### Problem details
Keep the pictures out of the copy and print all the entries below exactly.

### Rows
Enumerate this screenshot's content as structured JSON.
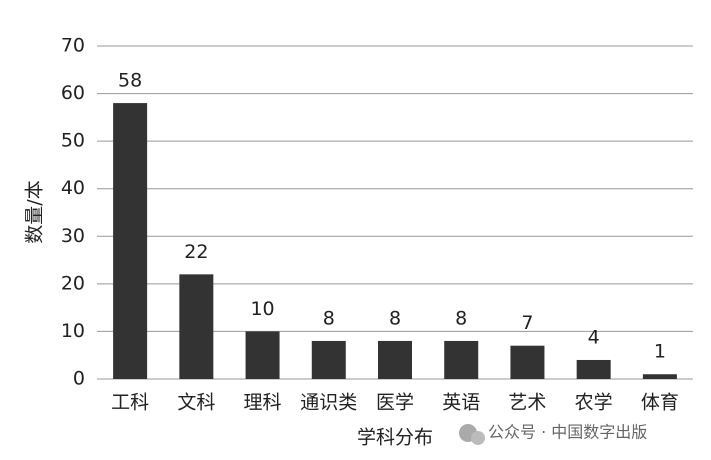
{
  "chart_data": {
    "type": "bar",
    "categories": [
      "工科",
      "文科",
      "理科",
      "通识类",
      "医学",
      "英语",
      "艺术",
      "农学",
      "体育"
    ],
    "values": [
      58,
      22,
      10,
      8,
      8,
      8,
      7,
      4,
      1
    ],
    "color": "#333333",
    "ylim": [
      0,
      70
    ],
    "yticks": [
      0,
      10,
      20,
      30,
      40,
      50,
      60,
      70
    ],
    "grid": true,
    "ylabel": "数量/本",
    "xlabel": "学科分布"
  },
  "watermark": "公众号 · 中国数字出版"
}
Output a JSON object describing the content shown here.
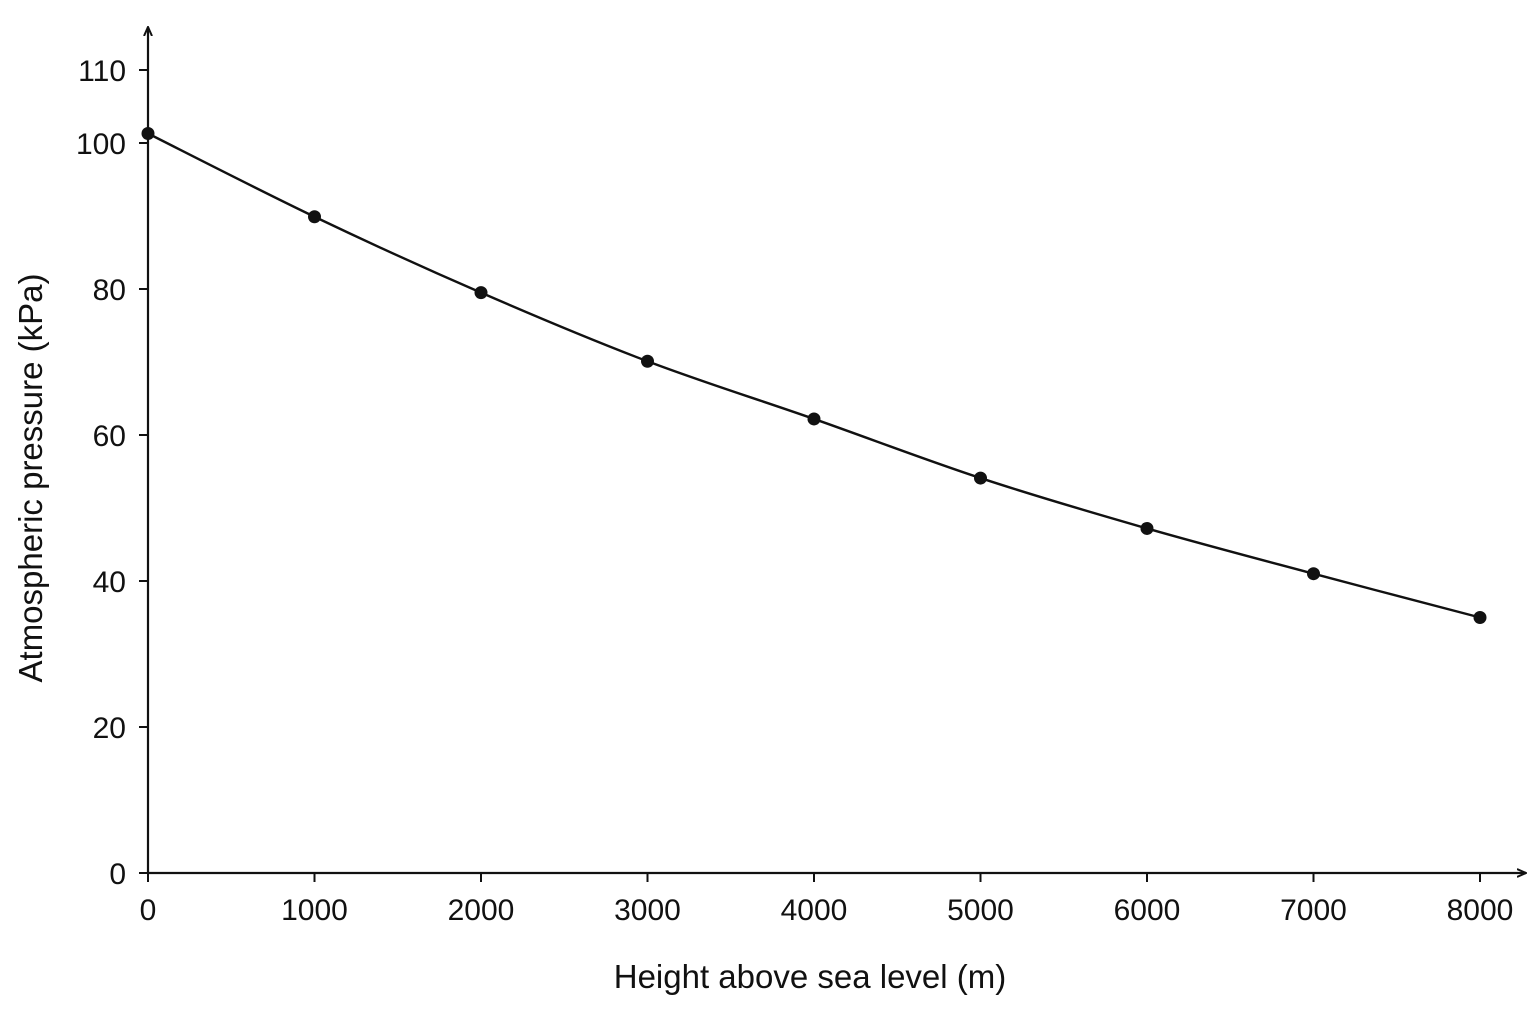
{
  "chart_data": {
    "type": "line",
    "title": "",
    "xlabel": "Height above sea level (m)",
    "ylabel": "Atmospheric pressure (kPa)",
    "xlim": [
      0,
      8000
    ],
    "ylim": [
      0,
      110
    ],
    "x_ticks": [
      0,
      1000,
      2000,
      3000,
      4000,
      5000,
      6000,
      7000,
      8000
    ],
    "y_ticks": [
      0,
      20,
      40,
      60,
      80,
      100,
      110
    ],
    "grid": false,
    "legend": "none",
    "markers": true,
    "line_color": "#111111",
    "series": [
      {
        "x": [
          0,
          1000,
          2000,
          3000,
          4000,
          5000,
          6000,
          7000,
          8000
        ],
        "y": [
          101.3,
          89.9,
          79.5,
          70.1,
          62.2,
          54.1,
          47.2,
          41.0,
          35.0
        ]
      }
    ]
  }
}
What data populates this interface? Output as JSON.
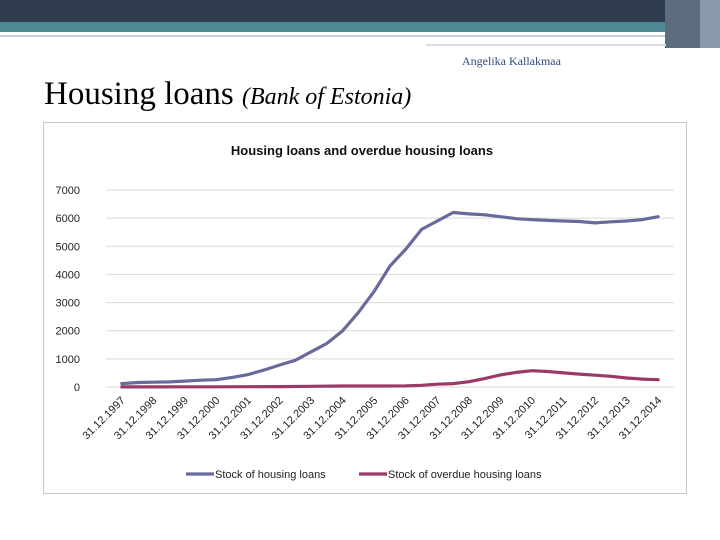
{
  "slide": {
    "author": "Angelika Kallakmaa",
    "title_main": "Housing loans",
    "title_sub": "(Bank of Estonia)"
  },
  "colors": {
    "series1": "#686a9c",
    "series2": "#9a3a6a",
    "header_dark": "#2f3d4f",
    "header_accent": "#4f8a94"
  },
  "chart_data": {
    "type": "line",
    "title": "Housing loans and overdue housing loans",
    "categories": [
      "31.12.1997",
      "31.12.1998",
      "31.12.1999",
      "31.12.2000",
      "31.12.2001",
      "31.12.2002",
      "31.12.2003",
      "31.12.2004",
      "31.12.2005",
      "31.12.2006",
      "31.12.2007",
      "31.12.2008",
      "31.12.2009",
      "31.12.2010",
      "31.12.2011",
      "31.12.2012",
      "31.12.2013",
      "31.12.2014"
    ],
    "yticks": [
      "0",
      "1000",
      "2000",
      "3000",
      "4000",
      "5000",
      "6000",
      "7000"
    ],
    "ylim": [
      0,
      7000
    ],
    "grid": true,
    "legend": "bottom",
    "series": [
      {
        "name": "Stock of housing loans",
        "x": [
          0,
          0.5,
          1,
          1.5,
          2,
          2.5,
          3,
          3.5,
          4,
          4.5,
          5,
          5.5,
          6,
          6.5,
          7,
          7.5,
          8,
          8.5,
          9,
          9.5,
          10,
          10.5,
          11,
          11.5,
          12,
          12.5,
          13,
          13.5,
          14,
          14.5,
          15,
          15.5,
          16,
          16.5,
          17
        ],
        "values": [
          120,
          160,
          170,
          180,
          210,
          240,
          260,
          340,
          440,
          600,
          780,
          950,
          1250,
          1550,
          2000,
          2650,
          3400,
          4300,
          4900,
          5600,
          5900,
          6200,
          6150,
          6120,
          6050,
          5980,
          5950,
          5920,
          5900,
          5880,
          5830,
          5870,
          5900,
          5950,
          6050
        ]
      },
      {
        "name": "Stock of overdue housing loans",
        "x": [
          0,
          1,
          2,
          3,
          4,
          5,
          6,
          7,
          8,
          9,
          9.5,
          10,
          10.5,
          11,
          11.5,
          12,
          12.5,
          13,
          13.5,
          14,
          14.5,
          15,
          15.5,
          16,
          16.5,
          17
        ],
        "values": [
          5,
          5,
          6,
          8,
          10,
          15,
          25,
          35,
          35,
          40,
          60,
          100,
          120,
          190,
          300,
          430,
          520,
          580,
          550,
          500,
          460,
          420,
          380,
          320,
          280,
          260
        ]
      }
    ]
  }
}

### Solution for this task
Enumerate this screenshot's content as structured JSON.
{
  "chart_data": {
    "type": "bar",
    "categories": [
      "工科",
      "文科",
      "理科",
      "通识类",
      "医学",
      "英语",
      "艺术",
      "农学",
      "体育"
    ],
    "values": [
      58,
      22,
      10,
      8,
      8,
      8,
      7,
      4,
      1
    ],
    "color": "#333333",
    "ylim": [
      0,
      70
    ],
    "yticks": [
      0,
      10,
      20,
      30,
      40,
      50,
      60,
      70
    ],
    "grid": true,
    "ylabel": "数量/本",
    "xlabel": "学科分布"
  },
  "watermark": "公众号 · 中国数字出版"
}
Output a JSON object describing the content shown here.
{
  "chart_data": {
    "type": "line",
    "title": "",
    "xlabel": "Height above sea level (m)",
    "ylabel": "Atmospheric pressure (kPa)",
    "xlim": [
      0,
      8000
    ],
    "ylim": [
      0,
      110
    ],
    "x_ticks": [
      0,
      1000,
      2000,
      3000,
      4000,
      5000,
      6000,
      7000,
      8000
    ],
    "y_ticks": [
      0,
      20,
      40,
      60,
      80,
      100,
      110
    ],
    "grid": false,
    "legend": "none",
    "markers": true,
    "line_color": "#111111",
    "series": [
      {
        "x": [
          0,
          1000,
          2000,
          3000,
          4000,
          5000,
          6000,
          7000,
          8000
        ],
        "y": [
          101.3,
          89.9,
          79.5,
          70.1,
          62.2,
          54.1,
          47.2,
          41.0,
          35.0
        ]
      }
    ]
  }
}
What data populates this interface? Output as JSON.
{
  "slide": {
    "author": "Angelika Kallakmaa",
    "title_main": "Housing loans",
    "title_sub": "(Bank of Estonia)"
  },
  "colors": {
    "series1": "#686a9c",
    "series2": "#9a3a6a",
    "header_dark": "#2f3d4f",
    "header_accent": "#4f8a94"
  },
  "chart_data": {
    "type": "line",
    "title": "Housing loans and overdue housing loans",
    "categories": [
      "31.12.1997",
      "31.12.1998",
      "31.12.1999",
      "31.12.2000",
      "31.12.2001",
      "31.12.2002",
      "31.12.2003",
      "31.12.2004",
      "31.12.2005",
      "31.12.2006",
      "31.12.2007",
      "31.12.2008",
      "31.12.2009",
      "31.12.2010",
      "31.12.2011",
      "31.12.2012",
      "31.12.2013",
      "31.12.2014"
    ],
    "yticks": [
      "0",
      "1000",
      "2000",
      "3000",
      "4000",
      "5000",
      "6000",
      "7000"
    ],
    "ylim": [
      0,
      7000
    ],
    "grid": true,
    "legend": "bottom",
    "series": [
      {
        "name": "Stock of housing loans",
        "x": [
          0,
          0.5,
          1,
          1.5,
          2,
          2.5,
          3,
          3.5,
          4,
          4.5,
          5,
          5.5,
          6,
          6.5,
          7,
          7.5,
          8,
          8.5,
          9,
          9.5,
          10,
          10.5,
          11,
          11.5,
          12,
          12.5,
          13,
          13.5,
          14,
          14.5,
          15,
          15.5,
          16,
          16.5,
          17
        ],
        "values": [
          120,
          160,
          170,
          180,
          210,
          240,
          260,
          340,
          440,
          600,
          780,
          950,
          1250,
          1550,
          2000,
          2650,
          3400,
          4300,
          4900,
          5600,
          5900,
          6200,
          6150,
          6120,
          6050,
          5980,
          5950,
          5920,
          5900,
          5880,
          5830,
          5870,
          5900,
          5950,
          6050
        ]
      },
      {
        "name": "Stock of overdue housing loans",
        "x": [
          0,
          1,
          2,
          3,
          4,
          5,
          6,
          7,
          8,
          9,
          9.5,
          10,
          10.5,
          11,
          11.5,
          12,
          12.5,
          13,
          13.5,
          14,
          14.5,
          15,
          15.5,
          16,
          16.5,
          17
        ],
        "values": [
          5,
          5,
          6,
          8,
          10,
          15,
          25,
          35,
          35,
          40,
          60,
          100,
          120,
          190,
          300,
          430,
          520,
          580,
          550,
          500,
          460,
          420,
          380,
          320,
          280,
          260
        ]
      }
    ]
  }
}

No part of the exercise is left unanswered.